What this task involves: Quote the whole listing verbatim.

[Extracted records]
------------------------------------------------
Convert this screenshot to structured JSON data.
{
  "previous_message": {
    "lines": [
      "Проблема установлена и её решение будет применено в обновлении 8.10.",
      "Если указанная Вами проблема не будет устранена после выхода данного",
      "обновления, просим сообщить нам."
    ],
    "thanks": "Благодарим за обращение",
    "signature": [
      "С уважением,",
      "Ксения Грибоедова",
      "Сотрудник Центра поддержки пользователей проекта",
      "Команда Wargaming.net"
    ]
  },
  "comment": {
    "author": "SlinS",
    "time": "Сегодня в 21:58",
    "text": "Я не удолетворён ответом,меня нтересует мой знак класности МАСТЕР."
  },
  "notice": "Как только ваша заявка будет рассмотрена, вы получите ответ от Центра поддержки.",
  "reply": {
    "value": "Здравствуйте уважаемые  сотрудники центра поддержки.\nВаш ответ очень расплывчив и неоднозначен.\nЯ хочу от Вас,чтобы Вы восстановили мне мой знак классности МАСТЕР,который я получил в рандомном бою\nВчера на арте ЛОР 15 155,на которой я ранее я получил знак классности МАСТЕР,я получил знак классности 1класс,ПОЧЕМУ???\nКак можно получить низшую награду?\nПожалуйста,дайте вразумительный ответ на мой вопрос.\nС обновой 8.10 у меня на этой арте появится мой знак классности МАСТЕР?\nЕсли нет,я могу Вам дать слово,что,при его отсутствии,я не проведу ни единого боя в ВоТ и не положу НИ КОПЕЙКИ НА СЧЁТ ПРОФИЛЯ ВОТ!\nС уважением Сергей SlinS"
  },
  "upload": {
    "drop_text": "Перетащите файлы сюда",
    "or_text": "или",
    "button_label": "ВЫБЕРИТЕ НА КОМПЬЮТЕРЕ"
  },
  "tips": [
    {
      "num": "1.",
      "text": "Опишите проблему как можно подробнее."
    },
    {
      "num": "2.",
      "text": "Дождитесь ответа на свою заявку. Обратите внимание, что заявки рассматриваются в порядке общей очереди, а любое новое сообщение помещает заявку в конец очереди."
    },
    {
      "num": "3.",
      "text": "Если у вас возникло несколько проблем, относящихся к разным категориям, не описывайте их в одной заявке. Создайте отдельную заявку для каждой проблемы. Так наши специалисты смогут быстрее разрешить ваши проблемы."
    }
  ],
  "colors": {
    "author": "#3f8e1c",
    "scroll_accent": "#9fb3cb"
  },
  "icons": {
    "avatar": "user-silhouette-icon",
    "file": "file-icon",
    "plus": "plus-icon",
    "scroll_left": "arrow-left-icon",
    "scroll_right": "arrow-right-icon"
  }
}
------------------------------------------------
Problem solution:
Convert this screenshot to structured JSON data.
{
  "previous_message": {
    "lines": [
      "Проблема установлена и её решение будет применено в обновлении 8.10.",
      "Если указанная Вами проблема не будет устранена после выхода данного",
      "обновления, просим сообщить нам."
    ],
    "thanks": "Благодарим за обращение",
    "signature": [
      "С уважением,",
      "Ксения Грибоедова",
      "Сотрудник Центра поддержки пользователей проекта",
      "Команда Wargaming.net"
    ]
  },
  "comment": {
    "author": "SlinS",
    "time": "Сегодня в 21:58",
    "text": "Я не удолетворён ответом,меня нтересует мой знак класности МАСТЕР."
  },
  "notice": "Как только ваша заявка будет рассмотрена, вы получите ответ от Центра поддержки.",
  "reply": {
    "value": "Здравствуйте уважаемые  сотрудники центра поддержки.\nВаш ответ очень расплывчив и неоднозначен.\nЯ хочу от Вас,чтобы Вы восстановили мне мой знак классности МАСТЕР,который я получил в рандомном бою\nВчера на арте ЛОР 15 155,на которой я ранее я получил знак классности МАСТЕР,я получил знак классности 1класс,ПОЧЕМУ???\nКак можно получить низшую награду?\nПожалуйста,дайте вразумительный ответ на мой вопрос.\nС обновой 8.10 у меня на этой арте появится мой знак классности МАСТЕР?\nЕсли нет,я могу Вам дать слово,что,при его отсутствии,я не проведу ни единого боя в ВоТ и не положу НИ КОПЕЙКИ НА СЧЁТ ПРОФИЛЯ ВОТ!\nС уважением Сергей SlinS"
  },
  "upload": {
    "drop_text": "Перетащите файлы сюда",
    "or_text": "или",
    "button_label": "ВЫБЕРИТЕ НА КОМПЬЮТЕРЕ"
  },
  "tips": [
    {
      "num": "1.",
      "text": "Опишите проблему как можно подробнее."
    },
    {
      "num": "2.",
      "text": "Дождитесь ответа на свою заявку. Обратите внимание, что заявки рассматриваются в порядке общей очереди, а любое новое сообщение помещает заявку в конец очереди."
    },
    {
      "num": "3.",
      "text": "Если у вас возникло несколько проблем, относящихся к разным категориям, не описывайте их в одной заявке. Создайте отдельную заявку для каждой проблемы. Так наши специалисты смогут быстрее разрешить ваши проблемы."
    }
  ],
  "colors": {
    "author": "#3f8e1c",
    "scroll_accent": "#9fb3cb"
  },
  "icons": {
    "avatar": "user-silhouette-icon",
    "file": "file-icon",
    "plus": "plus-icon",
    "scroll_left": "arrow-left-icon",
    "scroll_right": "arrow-right-icon"
  }
}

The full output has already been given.